### SHORT TASK
Make an exact copy of all the records.
=== ITEMS ===
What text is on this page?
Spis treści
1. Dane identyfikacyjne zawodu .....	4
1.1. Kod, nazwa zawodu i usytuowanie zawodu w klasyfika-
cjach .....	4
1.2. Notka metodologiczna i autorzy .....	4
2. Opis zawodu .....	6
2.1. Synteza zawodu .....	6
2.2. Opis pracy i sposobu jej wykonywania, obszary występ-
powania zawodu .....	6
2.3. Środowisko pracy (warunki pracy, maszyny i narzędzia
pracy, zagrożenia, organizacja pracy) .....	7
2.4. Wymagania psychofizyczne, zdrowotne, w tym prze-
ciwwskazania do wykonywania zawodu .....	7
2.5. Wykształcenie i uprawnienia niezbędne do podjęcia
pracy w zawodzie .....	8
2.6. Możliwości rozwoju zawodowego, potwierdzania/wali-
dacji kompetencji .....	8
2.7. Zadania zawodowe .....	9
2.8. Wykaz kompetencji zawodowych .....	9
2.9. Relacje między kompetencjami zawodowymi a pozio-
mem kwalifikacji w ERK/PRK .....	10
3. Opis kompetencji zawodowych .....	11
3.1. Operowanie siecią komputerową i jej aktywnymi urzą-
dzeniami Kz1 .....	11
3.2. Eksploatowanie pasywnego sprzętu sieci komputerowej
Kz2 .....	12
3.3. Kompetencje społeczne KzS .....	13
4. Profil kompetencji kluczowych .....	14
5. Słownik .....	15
===
### TASK RESPONSE
What text is on this page?
Spis treści
1. Dane identyfikacyjne zawodu .....	4
1.1. Kod, nazwa zawodu i usytuowanie zawodu w klasyfika-
cjach .....	4
1.2. Notka metodologiczna i autorzy .....	4
2. Opis zawodu .....	6
2.1. Synteza zawodu .....	6
2.2. Opis pracy i sposobu jej wykonywania, obszary występ-
powania zawodu .....	6
2.3. Środowisko pracy (warunki pracy, maszyny i narzędzia
pracy, zagrożenia, organizacja pracy) .....	7
2.4. Wymagania psychofizyczne, zdrowotne, w tym prze-
ciwwskazania do wykonywania zawodu .....	7
2.5. Wykształcenie i uprawnienia niezbędne do podjęcia
pracy w zawodzie .....	8
2.6. Możliwości rozwoju zawodowego, potwierdzania/wali-
dacji kompetencji .....	8
2.7. Zadania zawodowe .....	9
2.8. Wykaz kompetencji zawodowych .....	9
2.9. Relacje między kompetencjami zawodowymi a pozio-
mem kwalifikacji w ERK/PRK .....	10
3. Opis kompetencji zawodowych .....	11
3.1. Operowanie siecią komputerową i jej aktywnymi urzą-
dzeniami Kz1 .....	11
3.2. Eksploatowanie pasywnego sprzętu sieci komputerowej
Kz2 .....	12
3.3. Kompetencje społeczne KzS .....	13
4. Profil kompetencji kluczowych .....	14
5. Słownik .....	15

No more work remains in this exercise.